* **DATA ROWS**:
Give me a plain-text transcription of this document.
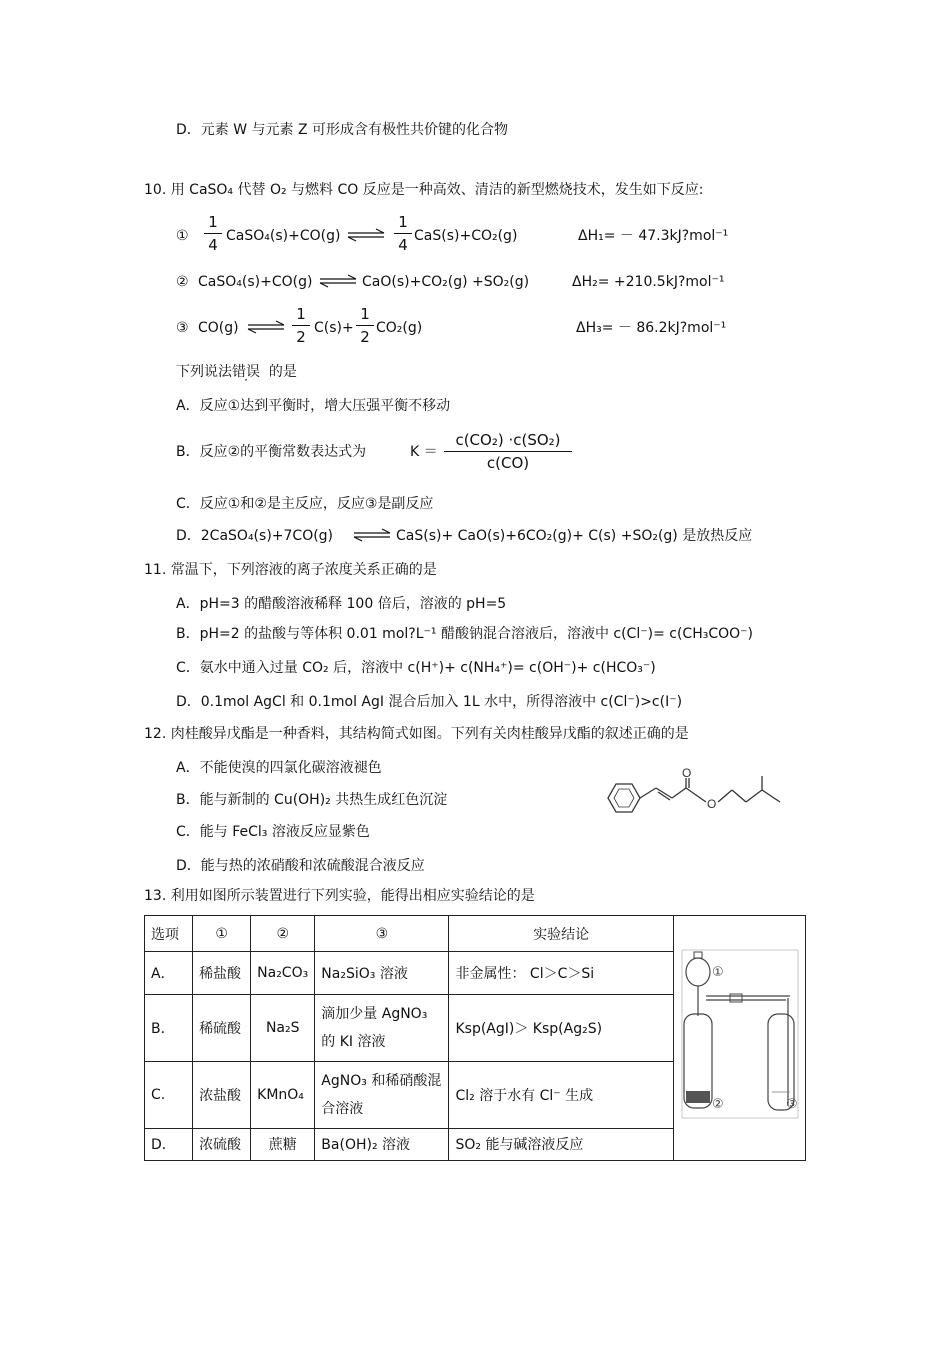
D．元素 W 与元素 Z 可形成含有极性共价键的化合物
10. 用 CaSO₄ 代替 O₂ 与燃料 CO 反应是一种高效、清洁的新型燃烧技术，发生如下反应:
①
1
4 CaSO₄(s)+CO(g) ⇌
1
4 CaS(s)+CO₂(g)	ΔH₁= － 47.3kJ?mol⁻¹
② CaSO₄(s)+CO(g) ⇌ CaO(s)+CO₂(g) +SO₂(g)	ΔH₂= +210.5kJ?mol⁻¹
③ CO(g) ⇌
1
2 C(s)+
1
2 CO₂(g)	ΔH₃= － 86.2kJ?mol⁻¹
下列说法错误 的是
A．反应①达到平衡时，增大压强平衡不移动
B．反应②的平衡常数表达式为	K ＝
c(CO₂) ·c(SO₂)
c(CO)
C．反应①和②是主反应，反应③是副反应
D．2CaSO₄(s)+7CO(g) ⇌ CaS(s)+ CaO(s)+6CO₂(g)+ C(s) +SO₂(g) 是放热反应
11. 常温下，下列溶液的离子浓度关系正确的是
A．pH=3 的醋酸溶液稀释 100 倍后，溶液的 pH=5
B．pH=2 的盐酸与等体积 0.01 mol?L⁻¹ 醋酸钠混合溶液后，溶液中 c(Cl⁻)= c(CH₃COO⁻)
C．氨水中通入过量 CO₂ 后，溶液中 c(H⁺)+ c(NH₄⁺)= c(OH⁻)+ c(HCO₃⁻)
D．0.1mol AgCl 和 0.1mol AgI 混合后加入 1L 水中，所得溶液中 c(Cl⁻)>c(I⁻)
12. 肉桂酸异戊酯是一种香料，其结构简式如图。下列有关肉桂酸异戊酯的叙述正确的是
A．不能使溴的四氯化碳溶液褪色
B．能与新制的 Cu(OH)₂ 共热生成红色沉淀
C．能与 FeCl₃ 溶液反应显紫色
D．能与热的浓硝酸和浓硫酸混合液反应
O
O
13. 利用如图所示装置进行下列实验，能得出相应实验结论的是
选项	①	②	③	实验结论	①
② ③

A．	稀盐酸	Na₂CO₃	Na₂SiO₃ 溶液	非金属性： Cl＞C＞Si	
B．	稀硫酸	Na₂S	滴加少量 AgNO₃ 的 KI 溶液	Ksp(AgI)＞ Ksp(Ag₂S)	
C.	浓盐酸	KMnO₄	AgNO₃ 和稀硝酸混合溶液	Cl₂ 溶于水有 Cl⁻ 生成	
D．	浓硫酸	蔗糖	Ba(OH)₂ 溶液	SO₂ 能与碱溶液反应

* **WHAT TO WORK ON**: Retype the data above exactly; pictures are not part of the copy.

* **EXERCISE OUTPUT**:
Give me a plain-text transcription of this document.
D．元素 W 与元素 Z 可形成含有极性共价键的化合物
10. 用 CaSO₄ 代替 O₂ 与燃料 CO 反应是一种高效、清洁的新型燃烧技术，发生如下反应:
①
1
4 CaSO₄(s)+CO(g) ⇌
1
4 CaS(s)+CO₂(g)	ΔH₁= － 47.3kJ?mol⁻¹
② CaSO₄(s)+CO(g) ⇌ CaO(s)+CO₂(g) +SO₂(g)	ΔH₂= +210.5kJ?mol⁻¹
③ CO(g) ⇌
1
2 C(s)+
1
2 CO₂(g)	ΔH₃= － 86.2kJ?mol⁻¹
下列说法错误 的是
A．反应①达到平衡时，增大压强平衡不移动
B．反应②的平衡常数表达式为	K ＝
c(CO₂) ·c(SO₂)
c(CO)
C．反应①和②是主反应，反应③是副反应
D．2CaSO₄(s)+7CO(g) ⇌ CaS(s)+ CaO(s)+6CO₂(g)+ C(s) +SO₂(g) 是放热反应
11. 常温下，下列溶液的离子浓度关系正确的是
A．pH=3 的醋酸溶液稀释 100 倍后，溶液的 pH=5
B．pH=2 的盐酸与等体积 0.01 mol?L⁻¹ 醋酸钠混合溶液后，溶液中 c(Cl⁻)= c(CH₃COO⁻)
C．氨水中通入过量 CO₂ 后，溶液中 c(H⁺)+ c(NH₄⁺)= c(OH⁻)+ c(HCO₃⁻)
D．0.1mol AgCl 和 0.1mol AgI 混合后加入 1L 水中，所得溶液中 c(Cl⁻)>c(I⁻)
12. 肉桂酸异戊酯是一种香料，其结构简式如图。下列有关肉桂酸异戊酯的叙述正确的是
A．不能使溴的四氯化碳溶液褪色
B．能与新制的 Cu(OH)₂ 共热生成红色沉淀
C．能与 FeCl₃ 溶液反应显紫色
D．能与热的浓硝酸和浓硫酸混合液反应
O
O
13. 利用如图所示装置进行下列实验，能得出相应实验结论的是
选项	①	②	③	实验结论	①
② ③

A．	稀盐酸	Na₂CO₃	Na₂SiO₃ 溶液	非金属性： Cl＞C＞Si	
B．	稀硫酸	Na₂S	滴加少量 AgNO₃ 的 KI 溶液	Ksp(AgI)＞ Ksp(Ag₂S)	
C.	浓盐酸	KMnO₄	AgNO₃ 和稀硝酸混合溶液	Cl₂ 溶于水有 Cl⁻ 生成	
D．	浓硫酸	蔗糖	Ba(OH)₂ 溶液	SO₂ 能与碱溶液反应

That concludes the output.